GIVEN REQUEST: Review the material line by line. Identify and copy every line that contains the string "Composite".

GIVEN RECORDS:
- - -

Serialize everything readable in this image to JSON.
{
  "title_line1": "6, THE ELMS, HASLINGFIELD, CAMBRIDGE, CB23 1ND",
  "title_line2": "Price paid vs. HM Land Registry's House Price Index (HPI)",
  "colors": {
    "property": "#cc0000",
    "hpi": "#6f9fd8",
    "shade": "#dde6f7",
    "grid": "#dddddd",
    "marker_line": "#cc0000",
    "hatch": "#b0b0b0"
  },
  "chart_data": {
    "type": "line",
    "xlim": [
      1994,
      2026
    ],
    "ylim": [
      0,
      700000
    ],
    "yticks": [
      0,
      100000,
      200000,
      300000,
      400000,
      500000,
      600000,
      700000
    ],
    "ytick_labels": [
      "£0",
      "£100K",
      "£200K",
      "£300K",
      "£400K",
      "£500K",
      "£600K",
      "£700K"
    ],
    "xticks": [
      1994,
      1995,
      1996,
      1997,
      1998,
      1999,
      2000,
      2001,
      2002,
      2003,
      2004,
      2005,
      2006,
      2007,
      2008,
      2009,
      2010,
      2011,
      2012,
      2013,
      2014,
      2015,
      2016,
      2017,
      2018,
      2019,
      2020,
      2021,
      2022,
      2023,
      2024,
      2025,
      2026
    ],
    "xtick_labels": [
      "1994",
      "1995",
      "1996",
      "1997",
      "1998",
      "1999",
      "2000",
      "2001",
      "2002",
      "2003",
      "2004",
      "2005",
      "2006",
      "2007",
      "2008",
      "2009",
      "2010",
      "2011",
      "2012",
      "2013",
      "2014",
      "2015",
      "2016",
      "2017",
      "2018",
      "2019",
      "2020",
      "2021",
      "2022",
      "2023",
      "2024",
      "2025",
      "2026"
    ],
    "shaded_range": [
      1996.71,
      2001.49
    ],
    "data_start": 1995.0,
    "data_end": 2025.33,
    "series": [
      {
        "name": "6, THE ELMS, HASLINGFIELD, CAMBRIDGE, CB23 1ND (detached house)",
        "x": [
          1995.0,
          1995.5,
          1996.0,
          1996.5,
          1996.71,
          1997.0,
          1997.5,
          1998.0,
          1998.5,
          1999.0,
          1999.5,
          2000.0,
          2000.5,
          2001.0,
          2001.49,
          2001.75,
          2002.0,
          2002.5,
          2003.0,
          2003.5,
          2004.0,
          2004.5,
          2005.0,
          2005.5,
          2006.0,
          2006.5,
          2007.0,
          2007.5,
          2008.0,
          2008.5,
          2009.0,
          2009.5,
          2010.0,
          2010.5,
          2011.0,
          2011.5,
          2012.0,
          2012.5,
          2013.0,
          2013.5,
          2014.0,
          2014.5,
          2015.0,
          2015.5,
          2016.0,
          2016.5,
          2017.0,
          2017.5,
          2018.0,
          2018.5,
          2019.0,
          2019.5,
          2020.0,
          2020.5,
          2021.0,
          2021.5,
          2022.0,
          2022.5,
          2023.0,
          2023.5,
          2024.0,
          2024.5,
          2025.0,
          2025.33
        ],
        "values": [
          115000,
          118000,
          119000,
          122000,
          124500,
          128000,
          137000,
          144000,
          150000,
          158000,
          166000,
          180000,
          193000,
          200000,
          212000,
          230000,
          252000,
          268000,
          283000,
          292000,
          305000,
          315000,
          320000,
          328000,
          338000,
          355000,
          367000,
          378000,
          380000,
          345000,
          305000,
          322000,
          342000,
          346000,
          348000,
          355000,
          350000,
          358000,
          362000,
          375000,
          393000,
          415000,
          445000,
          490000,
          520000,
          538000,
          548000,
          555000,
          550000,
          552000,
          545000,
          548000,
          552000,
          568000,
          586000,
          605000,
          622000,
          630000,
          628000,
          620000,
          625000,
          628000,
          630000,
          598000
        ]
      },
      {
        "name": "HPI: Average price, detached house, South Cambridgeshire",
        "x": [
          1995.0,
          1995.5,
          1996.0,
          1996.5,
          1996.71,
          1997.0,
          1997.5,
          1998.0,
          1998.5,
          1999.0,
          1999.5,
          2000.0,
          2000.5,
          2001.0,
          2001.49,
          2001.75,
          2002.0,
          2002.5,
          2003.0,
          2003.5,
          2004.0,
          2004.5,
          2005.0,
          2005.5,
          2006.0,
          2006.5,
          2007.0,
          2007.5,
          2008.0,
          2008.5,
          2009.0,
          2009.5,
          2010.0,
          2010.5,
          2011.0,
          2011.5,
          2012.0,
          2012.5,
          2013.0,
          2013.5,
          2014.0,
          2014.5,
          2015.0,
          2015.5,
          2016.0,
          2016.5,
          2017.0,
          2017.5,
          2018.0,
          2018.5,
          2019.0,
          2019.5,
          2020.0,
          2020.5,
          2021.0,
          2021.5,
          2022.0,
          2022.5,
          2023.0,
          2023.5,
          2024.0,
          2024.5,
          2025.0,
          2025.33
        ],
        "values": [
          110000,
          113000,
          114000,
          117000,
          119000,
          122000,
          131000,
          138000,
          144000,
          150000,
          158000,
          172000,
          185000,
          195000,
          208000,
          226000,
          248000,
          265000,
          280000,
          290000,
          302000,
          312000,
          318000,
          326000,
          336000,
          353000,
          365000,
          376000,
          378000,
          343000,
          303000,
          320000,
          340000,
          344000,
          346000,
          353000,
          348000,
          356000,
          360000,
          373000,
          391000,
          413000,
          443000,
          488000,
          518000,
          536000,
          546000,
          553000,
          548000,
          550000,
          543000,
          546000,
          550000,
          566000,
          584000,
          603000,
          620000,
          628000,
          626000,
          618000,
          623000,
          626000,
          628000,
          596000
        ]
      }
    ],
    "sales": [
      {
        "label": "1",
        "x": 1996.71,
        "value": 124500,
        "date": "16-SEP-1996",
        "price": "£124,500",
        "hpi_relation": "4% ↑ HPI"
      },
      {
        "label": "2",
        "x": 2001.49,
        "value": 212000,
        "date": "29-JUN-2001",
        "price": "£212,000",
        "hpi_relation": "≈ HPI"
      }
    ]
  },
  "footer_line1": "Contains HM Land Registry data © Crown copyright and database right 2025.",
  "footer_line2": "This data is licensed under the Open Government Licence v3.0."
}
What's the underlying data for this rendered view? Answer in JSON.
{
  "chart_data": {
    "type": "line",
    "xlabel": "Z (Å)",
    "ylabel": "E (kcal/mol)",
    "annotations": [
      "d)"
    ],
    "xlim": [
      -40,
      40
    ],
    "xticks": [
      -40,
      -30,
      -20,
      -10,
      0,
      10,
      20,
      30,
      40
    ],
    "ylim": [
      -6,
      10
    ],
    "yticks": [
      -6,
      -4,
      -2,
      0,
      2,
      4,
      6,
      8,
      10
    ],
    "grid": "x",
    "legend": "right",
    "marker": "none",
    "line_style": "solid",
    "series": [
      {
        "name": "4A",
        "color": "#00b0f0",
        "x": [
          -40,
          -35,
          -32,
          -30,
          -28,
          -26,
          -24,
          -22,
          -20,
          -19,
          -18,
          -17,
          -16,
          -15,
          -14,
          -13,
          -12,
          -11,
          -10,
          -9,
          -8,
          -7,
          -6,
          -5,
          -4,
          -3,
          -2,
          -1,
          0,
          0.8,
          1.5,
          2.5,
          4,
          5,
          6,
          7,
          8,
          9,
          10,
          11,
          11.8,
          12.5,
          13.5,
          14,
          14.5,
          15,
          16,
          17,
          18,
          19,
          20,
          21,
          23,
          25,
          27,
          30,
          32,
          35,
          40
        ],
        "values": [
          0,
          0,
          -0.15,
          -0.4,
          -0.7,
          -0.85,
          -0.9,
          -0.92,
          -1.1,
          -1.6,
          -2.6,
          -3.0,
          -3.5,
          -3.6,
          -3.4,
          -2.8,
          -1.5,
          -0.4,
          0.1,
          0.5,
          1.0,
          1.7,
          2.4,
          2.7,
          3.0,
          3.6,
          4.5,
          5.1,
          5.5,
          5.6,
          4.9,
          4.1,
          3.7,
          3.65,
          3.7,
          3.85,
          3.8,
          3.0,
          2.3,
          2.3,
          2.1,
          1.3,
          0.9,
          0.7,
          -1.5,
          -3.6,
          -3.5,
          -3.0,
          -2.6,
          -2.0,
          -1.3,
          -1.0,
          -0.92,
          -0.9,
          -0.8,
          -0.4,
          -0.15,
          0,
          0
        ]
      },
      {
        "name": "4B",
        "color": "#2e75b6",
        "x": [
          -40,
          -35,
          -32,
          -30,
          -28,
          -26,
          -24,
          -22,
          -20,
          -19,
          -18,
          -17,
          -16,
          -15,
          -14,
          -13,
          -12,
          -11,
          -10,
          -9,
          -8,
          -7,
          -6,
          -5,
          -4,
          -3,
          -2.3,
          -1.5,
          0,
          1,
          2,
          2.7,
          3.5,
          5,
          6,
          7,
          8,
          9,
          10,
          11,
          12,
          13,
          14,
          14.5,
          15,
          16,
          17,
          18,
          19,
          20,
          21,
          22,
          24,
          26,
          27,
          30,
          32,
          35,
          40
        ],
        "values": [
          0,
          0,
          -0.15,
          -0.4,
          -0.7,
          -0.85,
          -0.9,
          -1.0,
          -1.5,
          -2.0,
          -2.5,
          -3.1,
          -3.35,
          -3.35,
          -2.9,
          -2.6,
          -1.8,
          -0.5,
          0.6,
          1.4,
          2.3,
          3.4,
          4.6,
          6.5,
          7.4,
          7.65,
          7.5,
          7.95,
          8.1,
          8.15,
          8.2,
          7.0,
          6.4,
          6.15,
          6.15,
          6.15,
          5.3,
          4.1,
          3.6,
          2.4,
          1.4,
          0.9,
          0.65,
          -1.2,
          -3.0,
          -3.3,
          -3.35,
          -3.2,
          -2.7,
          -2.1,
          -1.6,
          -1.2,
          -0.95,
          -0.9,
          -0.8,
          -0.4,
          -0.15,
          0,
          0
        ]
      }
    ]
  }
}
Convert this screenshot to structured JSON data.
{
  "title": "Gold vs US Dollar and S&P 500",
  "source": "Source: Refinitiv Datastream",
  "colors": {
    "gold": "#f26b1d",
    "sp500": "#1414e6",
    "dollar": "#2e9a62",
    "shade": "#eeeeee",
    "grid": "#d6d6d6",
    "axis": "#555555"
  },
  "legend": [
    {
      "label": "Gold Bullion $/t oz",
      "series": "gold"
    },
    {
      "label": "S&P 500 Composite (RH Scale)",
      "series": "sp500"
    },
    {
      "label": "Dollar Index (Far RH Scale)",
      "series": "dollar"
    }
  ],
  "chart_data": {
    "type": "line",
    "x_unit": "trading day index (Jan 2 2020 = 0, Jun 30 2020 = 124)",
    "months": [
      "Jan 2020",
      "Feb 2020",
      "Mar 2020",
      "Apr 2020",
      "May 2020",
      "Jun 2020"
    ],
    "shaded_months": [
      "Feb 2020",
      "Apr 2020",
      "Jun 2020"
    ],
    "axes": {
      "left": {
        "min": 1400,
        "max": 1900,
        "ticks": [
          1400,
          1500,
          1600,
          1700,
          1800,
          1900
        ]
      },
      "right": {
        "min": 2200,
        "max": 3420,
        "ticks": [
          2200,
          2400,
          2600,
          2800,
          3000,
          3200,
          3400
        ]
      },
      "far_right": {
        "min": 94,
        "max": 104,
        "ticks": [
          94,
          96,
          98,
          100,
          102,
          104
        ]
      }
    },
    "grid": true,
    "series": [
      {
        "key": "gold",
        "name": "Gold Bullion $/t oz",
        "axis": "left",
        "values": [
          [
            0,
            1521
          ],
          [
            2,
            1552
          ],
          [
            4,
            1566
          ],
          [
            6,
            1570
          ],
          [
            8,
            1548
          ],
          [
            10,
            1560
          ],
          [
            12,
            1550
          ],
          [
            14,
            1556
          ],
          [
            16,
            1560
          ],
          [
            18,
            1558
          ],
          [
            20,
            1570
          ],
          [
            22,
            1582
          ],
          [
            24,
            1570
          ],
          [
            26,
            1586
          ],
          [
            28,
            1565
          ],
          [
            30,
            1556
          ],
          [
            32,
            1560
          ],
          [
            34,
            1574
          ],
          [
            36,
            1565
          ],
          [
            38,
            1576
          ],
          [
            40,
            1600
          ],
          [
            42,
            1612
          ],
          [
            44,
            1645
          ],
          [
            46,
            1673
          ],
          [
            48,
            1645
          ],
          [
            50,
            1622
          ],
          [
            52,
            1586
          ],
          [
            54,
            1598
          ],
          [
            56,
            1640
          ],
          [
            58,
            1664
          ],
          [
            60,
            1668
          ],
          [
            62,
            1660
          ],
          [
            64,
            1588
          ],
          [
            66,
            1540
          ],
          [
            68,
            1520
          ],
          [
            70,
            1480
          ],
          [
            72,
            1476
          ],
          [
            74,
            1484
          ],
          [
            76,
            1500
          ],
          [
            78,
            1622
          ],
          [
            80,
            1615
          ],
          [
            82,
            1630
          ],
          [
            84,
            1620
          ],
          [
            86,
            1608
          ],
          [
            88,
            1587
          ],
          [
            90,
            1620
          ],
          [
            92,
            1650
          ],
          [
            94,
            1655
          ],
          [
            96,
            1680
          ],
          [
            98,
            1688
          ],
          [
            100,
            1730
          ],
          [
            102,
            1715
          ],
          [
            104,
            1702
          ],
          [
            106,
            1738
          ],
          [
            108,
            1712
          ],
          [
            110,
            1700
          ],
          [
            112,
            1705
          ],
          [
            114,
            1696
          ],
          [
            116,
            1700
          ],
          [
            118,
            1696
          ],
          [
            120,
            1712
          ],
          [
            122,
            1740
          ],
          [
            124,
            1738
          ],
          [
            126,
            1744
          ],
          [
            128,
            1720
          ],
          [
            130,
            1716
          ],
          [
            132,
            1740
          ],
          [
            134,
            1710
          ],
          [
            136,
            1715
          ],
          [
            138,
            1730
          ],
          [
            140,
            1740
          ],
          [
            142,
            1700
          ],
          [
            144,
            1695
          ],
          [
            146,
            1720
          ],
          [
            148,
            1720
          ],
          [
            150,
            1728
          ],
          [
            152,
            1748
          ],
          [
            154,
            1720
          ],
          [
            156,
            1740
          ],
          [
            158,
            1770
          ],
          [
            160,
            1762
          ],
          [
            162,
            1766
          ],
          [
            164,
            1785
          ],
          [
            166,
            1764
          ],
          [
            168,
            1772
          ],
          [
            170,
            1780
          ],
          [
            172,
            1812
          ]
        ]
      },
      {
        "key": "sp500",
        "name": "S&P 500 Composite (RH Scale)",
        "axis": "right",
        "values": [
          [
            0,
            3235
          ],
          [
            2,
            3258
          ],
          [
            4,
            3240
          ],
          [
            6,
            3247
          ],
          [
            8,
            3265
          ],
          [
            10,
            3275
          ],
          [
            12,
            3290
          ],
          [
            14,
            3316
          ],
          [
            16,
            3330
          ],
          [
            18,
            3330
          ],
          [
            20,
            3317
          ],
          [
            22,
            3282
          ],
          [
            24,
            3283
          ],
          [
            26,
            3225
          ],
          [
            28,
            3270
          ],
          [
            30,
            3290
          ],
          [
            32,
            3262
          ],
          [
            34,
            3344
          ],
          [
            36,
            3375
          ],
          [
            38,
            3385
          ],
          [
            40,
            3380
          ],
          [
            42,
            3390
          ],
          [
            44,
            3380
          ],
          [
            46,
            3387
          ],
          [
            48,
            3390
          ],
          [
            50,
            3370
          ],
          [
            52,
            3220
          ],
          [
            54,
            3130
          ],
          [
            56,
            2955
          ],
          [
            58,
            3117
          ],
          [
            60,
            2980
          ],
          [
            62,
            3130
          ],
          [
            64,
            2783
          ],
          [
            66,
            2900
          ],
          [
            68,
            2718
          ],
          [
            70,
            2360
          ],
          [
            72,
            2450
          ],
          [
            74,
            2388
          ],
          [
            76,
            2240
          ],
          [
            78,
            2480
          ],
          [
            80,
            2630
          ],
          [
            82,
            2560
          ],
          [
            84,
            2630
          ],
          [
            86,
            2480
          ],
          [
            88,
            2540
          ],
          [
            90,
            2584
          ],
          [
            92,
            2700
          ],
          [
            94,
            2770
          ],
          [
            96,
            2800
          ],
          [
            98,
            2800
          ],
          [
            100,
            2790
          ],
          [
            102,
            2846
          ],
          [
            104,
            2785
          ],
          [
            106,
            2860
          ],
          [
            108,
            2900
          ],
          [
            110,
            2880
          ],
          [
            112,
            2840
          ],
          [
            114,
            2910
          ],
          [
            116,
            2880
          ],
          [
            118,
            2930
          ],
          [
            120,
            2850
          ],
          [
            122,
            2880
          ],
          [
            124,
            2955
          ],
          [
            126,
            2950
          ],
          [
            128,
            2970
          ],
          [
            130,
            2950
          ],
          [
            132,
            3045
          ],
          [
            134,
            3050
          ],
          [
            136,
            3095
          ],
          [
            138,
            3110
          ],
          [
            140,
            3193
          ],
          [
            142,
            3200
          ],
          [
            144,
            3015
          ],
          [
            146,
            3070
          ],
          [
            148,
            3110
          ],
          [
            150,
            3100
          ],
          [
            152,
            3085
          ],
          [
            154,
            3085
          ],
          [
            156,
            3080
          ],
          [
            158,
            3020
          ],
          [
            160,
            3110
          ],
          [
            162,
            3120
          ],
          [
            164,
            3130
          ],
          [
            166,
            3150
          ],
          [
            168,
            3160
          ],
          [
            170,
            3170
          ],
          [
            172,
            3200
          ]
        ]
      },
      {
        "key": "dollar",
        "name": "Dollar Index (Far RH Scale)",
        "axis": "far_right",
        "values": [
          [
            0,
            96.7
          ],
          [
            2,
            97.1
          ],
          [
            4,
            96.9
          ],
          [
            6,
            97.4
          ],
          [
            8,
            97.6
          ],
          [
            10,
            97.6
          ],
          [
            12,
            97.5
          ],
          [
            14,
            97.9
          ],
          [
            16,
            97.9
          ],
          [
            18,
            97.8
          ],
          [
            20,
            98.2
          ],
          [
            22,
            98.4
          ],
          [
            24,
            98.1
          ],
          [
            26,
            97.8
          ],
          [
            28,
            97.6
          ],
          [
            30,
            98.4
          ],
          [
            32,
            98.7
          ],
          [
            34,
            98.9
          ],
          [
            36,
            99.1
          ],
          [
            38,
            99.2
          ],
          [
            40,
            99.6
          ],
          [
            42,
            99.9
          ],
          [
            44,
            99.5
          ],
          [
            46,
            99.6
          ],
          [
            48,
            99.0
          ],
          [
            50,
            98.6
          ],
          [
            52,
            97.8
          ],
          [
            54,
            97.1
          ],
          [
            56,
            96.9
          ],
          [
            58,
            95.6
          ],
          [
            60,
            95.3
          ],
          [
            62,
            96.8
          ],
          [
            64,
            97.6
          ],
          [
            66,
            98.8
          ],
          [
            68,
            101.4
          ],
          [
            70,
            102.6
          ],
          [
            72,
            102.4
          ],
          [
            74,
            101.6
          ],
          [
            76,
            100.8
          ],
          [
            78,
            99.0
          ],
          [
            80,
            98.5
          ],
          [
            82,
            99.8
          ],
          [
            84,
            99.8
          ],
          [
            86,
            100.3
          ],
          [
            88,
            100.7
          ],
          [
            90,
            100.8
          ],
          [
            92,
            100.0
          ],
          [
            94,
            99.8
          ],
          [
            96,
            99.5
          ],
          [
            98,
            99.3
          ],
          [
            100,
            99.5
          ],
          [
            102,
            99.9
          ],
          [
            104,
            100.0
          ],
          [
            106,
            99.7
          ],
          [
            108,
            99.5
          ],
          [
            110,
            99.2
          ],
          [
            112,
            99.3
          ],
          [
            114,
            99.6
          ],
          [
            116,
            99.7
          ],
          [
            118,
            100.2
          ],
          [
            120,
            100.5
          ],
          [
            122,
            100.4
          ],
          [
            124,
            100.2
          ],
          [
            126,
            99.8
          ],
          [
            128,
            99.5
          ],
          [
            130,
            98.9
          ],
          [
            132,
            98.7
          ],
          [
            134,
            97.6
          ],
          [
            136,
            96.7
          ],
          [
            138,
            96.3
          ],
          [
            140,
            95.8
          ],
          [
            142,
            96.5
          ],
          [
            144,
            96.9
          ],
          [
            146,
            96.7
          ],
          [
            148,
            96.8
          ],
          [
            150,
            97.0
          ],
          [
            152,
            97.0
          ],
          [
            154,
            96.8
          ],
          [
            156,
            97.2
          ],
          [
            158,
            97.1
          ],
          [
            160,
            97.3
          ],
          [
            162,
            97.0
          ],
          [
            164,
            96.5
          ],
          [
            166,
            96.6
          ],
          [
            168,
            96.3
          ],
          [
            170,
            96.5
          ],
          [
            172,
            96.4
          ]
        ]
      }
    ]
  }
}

- - -

WRITTEN RESPONSE:
      "label": "S&P 500 Composite (RH Scale)",
        "name": "S&P 500 Composite (RH Scale)",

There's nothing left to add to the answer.